Set out each line from the following listing that includes the word "JSON".

-- start of Dataset extract --

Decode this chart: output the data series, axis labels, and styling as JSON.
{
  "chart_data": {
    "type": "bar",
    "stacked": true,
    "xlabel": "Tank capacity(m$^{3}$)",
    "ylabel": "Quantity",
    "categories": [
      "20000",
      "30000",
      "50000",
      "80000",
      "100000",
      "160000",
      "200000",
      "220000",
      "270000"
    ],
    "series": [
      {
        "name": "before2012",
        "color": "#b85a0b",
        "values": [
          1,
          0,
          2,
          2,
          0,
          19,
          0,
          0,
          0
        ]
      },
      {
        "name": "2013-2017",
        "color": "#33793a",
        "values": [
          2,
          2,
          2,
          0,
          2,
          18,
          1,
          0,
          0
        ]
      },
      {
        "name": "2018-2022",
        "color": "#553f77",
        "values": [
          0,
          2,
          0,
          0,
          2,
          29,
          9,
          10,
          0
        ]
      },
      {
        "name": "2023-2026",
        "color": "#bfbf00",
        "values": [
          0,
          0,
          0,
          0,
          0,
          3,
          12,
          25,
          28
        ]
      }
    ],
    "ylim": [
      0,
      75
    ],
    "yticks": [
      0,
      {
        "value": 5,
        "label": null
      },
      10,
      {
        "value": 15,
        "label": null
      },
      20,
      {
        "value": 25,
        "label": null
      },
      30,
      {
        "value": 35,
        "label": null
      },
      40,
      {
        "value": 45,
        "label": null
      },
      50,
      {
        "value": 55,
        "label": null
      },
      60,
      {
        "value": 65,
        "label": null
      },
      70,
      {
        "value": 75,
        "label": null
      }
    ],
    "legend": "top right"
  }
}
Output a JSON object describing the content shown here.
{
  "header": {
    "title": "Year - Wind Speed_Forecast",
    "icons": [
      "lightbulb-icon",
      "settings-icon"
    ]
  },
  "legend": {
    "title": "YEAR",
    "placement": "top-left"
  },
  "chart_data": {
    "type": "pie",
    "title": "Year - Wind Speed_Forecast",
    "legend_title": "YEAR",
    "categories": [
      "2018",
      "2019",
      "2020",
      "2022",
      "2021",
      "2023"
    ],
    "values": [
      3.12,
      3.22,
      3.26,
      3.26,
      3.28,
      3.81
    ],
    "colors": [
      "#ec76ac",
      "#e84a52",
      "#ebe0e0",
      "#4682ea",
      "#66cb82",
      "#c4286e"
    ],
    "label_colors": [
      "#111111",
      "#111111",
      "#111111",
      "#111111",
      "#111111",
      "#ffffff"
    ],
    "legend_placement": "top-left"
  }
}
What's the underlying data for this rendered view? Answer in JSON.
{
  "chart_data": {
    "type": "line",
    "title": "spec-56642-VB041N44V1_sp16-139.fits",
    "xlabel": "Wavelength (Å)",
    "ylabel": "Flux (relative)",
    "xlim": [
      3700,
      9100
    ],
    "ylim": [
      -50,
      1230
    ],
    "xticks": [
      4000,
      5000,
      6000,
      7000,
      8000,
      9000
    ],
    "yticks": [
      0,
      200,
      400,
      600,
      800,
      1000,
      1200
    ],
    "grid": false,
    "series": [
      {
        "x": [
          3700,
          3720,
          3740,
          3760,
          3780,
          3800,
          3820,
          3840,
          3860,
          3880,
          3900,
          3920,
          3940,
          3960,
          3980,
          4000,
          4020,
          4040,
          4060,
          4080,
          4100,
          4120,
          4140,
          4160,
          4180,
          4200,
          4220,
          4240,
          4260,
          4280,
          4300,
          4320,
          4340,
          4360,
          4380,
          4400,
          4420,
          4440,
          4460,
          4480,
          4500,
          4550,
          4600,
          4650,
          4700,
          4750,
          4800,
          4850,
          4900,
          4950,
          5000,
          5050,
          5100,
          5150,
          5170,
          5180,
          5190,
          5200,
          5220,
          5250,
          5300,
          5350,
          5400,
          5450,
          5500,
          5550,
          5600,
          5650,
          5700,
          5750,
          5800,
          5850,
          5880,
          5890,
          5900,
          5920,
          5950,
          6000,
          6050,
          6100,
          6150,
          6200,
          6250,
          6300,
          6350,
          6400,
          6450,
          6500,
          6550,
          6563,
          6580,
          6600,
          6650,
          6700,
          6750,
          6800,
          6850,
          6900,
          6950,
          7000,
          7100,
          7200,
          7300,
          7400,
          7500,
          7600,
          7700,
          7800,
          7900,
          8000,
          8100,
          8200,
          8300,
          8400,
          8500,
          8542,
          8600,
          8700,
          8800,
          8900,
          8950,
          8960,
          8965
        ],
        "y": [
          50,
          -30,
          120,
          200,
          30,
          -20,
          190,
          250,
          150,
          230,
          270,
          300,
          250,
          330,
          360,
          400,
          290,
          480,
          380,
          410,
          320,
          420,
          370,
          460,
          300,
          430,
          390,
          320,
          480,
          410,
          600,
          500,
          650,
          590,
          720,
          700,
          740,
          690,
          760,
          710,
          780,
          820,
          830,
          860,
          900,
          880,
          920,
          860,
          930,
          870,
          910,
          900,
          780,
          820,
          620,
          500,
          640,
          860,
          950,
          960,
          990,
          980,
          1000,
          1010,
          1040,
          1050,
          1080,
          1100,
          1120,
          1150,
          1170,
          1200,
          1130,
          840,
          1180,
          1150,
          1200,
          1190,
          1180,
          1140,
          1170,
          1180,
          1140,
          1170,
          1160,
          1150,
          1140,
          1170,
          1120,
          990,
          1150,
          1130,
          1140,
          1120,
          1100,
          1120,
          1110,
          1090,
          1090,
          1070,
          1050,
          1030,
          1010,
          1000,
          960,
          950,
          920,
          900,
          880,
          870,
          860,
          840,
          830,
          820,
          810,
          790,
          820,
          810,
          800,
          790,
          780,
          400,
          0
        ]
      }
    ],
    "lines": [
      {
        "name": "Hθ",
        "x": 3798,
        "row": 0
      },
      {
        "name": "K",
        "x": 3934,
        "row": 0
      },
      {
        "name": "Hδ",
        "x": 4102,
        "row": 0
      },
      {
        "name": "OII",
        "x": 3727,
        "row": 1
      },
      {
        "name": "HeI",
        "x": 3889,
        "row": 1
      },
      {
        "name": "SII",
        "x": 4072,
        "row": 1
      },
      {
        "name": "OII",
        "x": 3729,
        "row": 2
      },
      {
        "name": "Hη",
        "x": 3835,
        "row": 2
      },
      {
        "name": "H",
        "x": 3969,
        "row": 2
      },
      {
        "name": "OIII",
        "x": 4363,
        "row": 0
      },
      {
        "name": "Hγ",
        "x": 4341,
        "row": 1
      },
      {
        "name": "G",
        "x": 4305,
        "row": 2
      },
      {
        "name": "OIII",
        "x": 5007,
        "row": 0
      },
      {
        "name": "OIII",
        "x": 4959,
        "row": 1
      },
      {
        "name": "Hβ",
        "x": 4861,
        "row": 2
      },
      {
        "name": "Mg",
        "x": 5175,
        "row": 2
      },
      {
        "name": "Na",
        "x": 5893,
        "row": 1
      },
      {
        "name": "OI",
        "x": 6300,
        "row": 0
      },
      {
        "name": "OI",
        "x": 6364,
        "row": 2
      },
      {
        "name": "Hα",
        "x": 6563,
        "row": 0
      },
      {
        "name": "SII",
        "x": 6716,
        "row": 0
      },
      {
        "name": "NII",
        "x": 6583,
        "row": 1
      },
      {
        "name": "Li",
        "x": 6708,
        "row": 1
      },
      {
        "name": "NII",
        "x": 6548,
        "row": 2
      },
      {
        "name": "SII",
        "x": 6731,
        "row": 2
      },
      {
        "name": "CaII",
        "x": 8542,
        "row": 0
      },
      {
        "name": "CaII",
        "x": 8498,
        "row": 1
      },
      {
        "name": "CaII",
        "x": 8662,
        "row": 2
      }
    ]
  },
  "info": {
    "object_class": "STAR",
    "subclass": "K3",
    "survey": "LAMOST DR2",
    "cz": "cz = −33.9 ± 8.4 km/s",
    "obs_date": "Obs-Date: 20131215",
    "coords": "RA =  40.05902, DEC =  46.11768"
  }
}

-- end of Dataset extract --

# Complete output:
Decode this chart: output the data series, axis labels, and styling as JSON.
Output a JSON object describing the content shown here.
What's the underlying data for this rendered view? Answer in JSON.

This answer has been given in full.